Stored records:
++++++++++++++++++++
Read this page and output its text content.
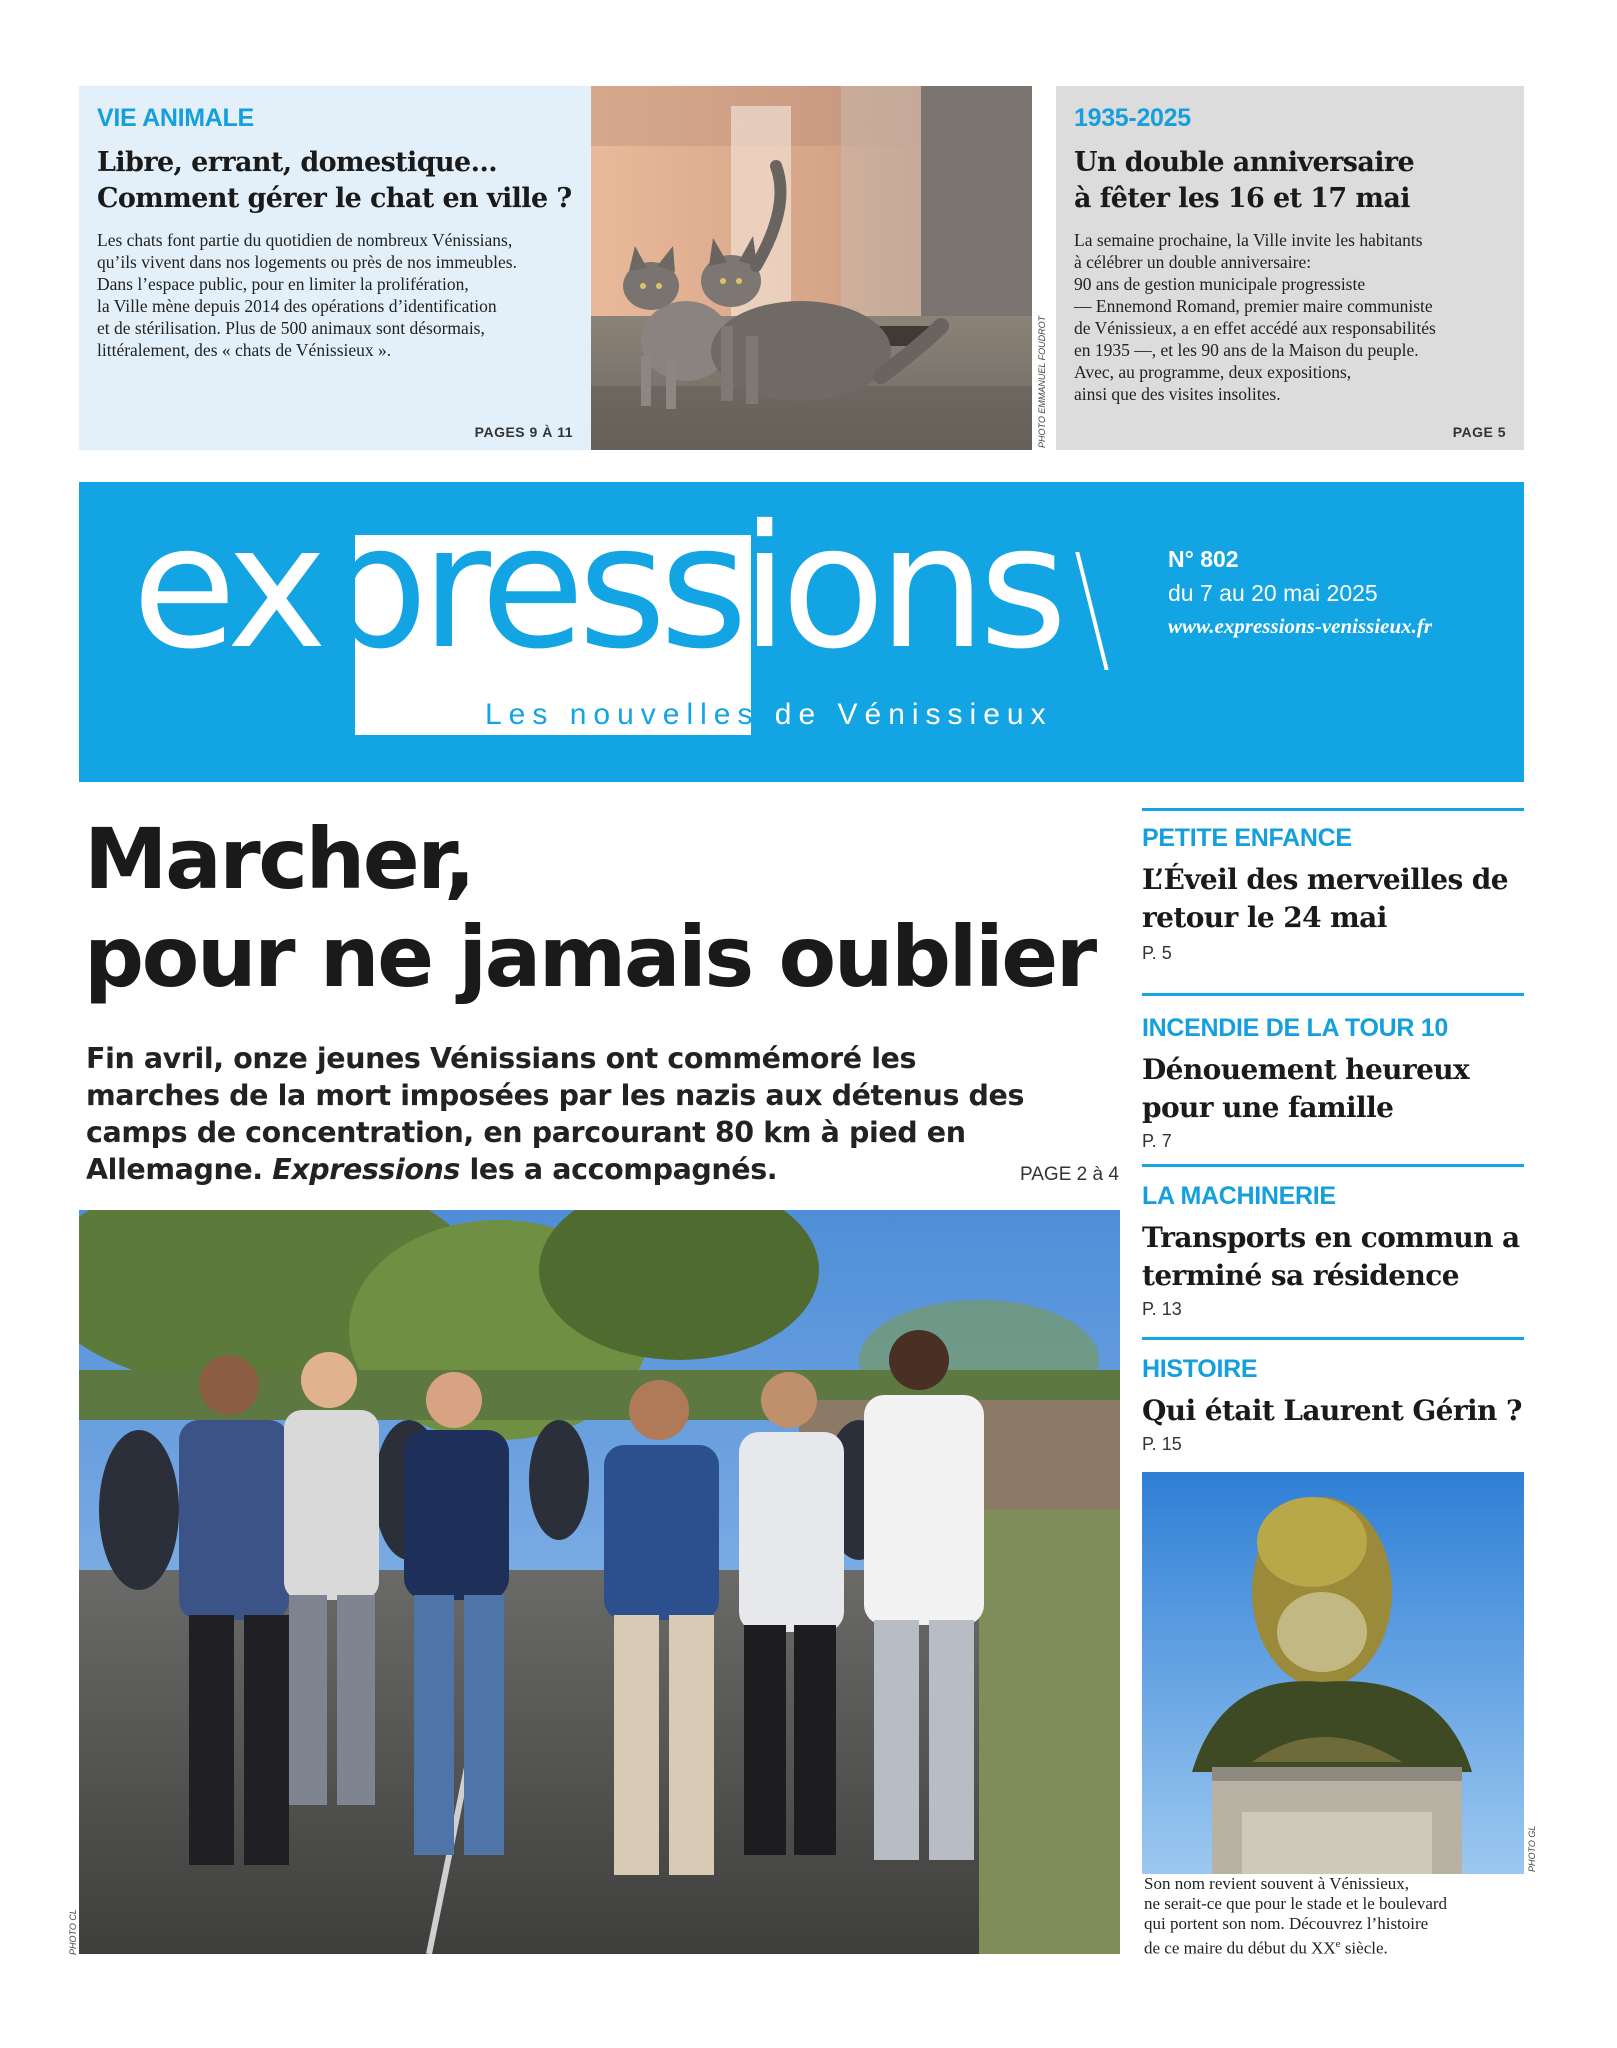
VIE ANIMALE
Libre, errant, domestique…
Comment gérer le chat en ville ?
Les chats font partie du quotidien de nombreux Vénissians,
qu’ils vivent dans nos logements ou près de nos immeubles.
Dans l’espace public, pour en limiter la prolifération,
la Ville mène depuis 2014 des opérations d’identification
et de stérilisation. Plus de 500 animaux sont désormais,
littéralement, des « chats de Vénissieux ».
PAGES 9 À 11	PHOTO EMMANUEL FOUDROT
1935-2025
Un double anniversaire
à fêter les 16 et 17 mai
La semaine prochaine, la Ville invite les habitants
à célébrer un double anniversaire:
90 ans de gestion municipale progressiste
— Ennemond Romand, premier maire communiste
de Vénissieux, a en effet accédé aux responsabilités
en 1935 —, et les 90 ans de la Maison du peuple.
Avec, au programme, deux expositions,
ainsi que des visites insolites.
PAGE 5
expressions
Les nouvelles de Vénissieux
N° 802
du 7 au 20 mai 2025
www.expressions-venissieux.fr
Marcher,
pour ne jamais oublier
Fin avril, onze jeunes Vénissians ont commémoré les marches de la mort imposées par les nazis aux détenus des camps de concentration, en parcourant 80 km à pied en Allemagne. Expressions les a accompagnés.	PAGE 2 à 4
PHOTO CL
PETITE ENFANCE
L’Éveil des merveilles de retour le 24 mai
P. 5
INCENDIE DE LA TOUR 10
Dénouement heureux pour une famille
P. 7
LA MACHINERIE
Transports en commun a terminé sa résidence
P. 13
HISTOIRE
Qui était Laurent Gérin ?
P. 15
PHOTO GL
Son nom revient souvent à Vénissieux,
ne serait-ce que pour le stade et le boulevard
qui portent son nom. Découvrez l’histoire
de ce maire du début du XXe siècle.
++++++++++++++++++++
* **CHALLENGE**: Your task is to return the entries above exactly, with no pictures.

* **SOLUTION TO THIS TASK**:
Read this page and output its text content.
VIE ANIMALE
Libre, errant, domestique…
Comment gérer le chat en ville ?
Les chats font partie du quotidien de nombreux Vénissians,
qu’ils vivent dans nos logements ou près de nos immeubles.
Dans l’espace public, pour en limiter la prolifération,
la Ville mène depuis 2014 des opérations d’identification
et de stérilisation. Plus de 500 animaux sont désormais,
littéralement, des « chats de Vénissieux ».
PAGES 9 À 11	PHOTO EMMANUEL FOUDROT
1935-2025
Un double anniversaire
à fêter les 16 et 17 mai
La semaine prochaine, la Ville invite les habitants
à célébrer un double anniversaire:
90 ans de gestion municipale progressiste
— Ennemond Romand, premier maire communiste
de Vénissieux, a en effet accédé aux responsabilités
en 1935 —, et les 90 ans de la Maison du peuple.
Avec, au programme, deux expositions,
ainsi que des visites insolites.
PAGE 5
expressions
Les nouvelles de Vénissieux
N° 802
du 7 au 20 mai 2025
www.expressions-venissieux.fr
Marcher,
pour ne jamais oublier
Fin avril, onze jeunes Vénissians ont commémoré les marches de la mort imposées par les nazis aux détenus des camps de concentration, en parcourant 80 km à pied en Allemagne. Expressions les a accompagnés.	PAGE 2 à 4
PHOTO CL
PETITE ENFANCE
L’Éveil des merveilles de retour le 24 mai
P. 5
INCENDIE DE LA TOUR 10
Dénouement heureux pour une famille
P. 7
LA MACHINERIE
Transports en commun a terminé sa résidence
P. 13
HISTOIRE
Qui était Laurent Gérin ?
P. 15
PHOTO GL
Son nom revient souvent à Vénissieux,
ne serait-ce que pour le stade et le boulevard
qui portent son nom. Découvrez l’histoire
de ce maire du début du XXe siècle.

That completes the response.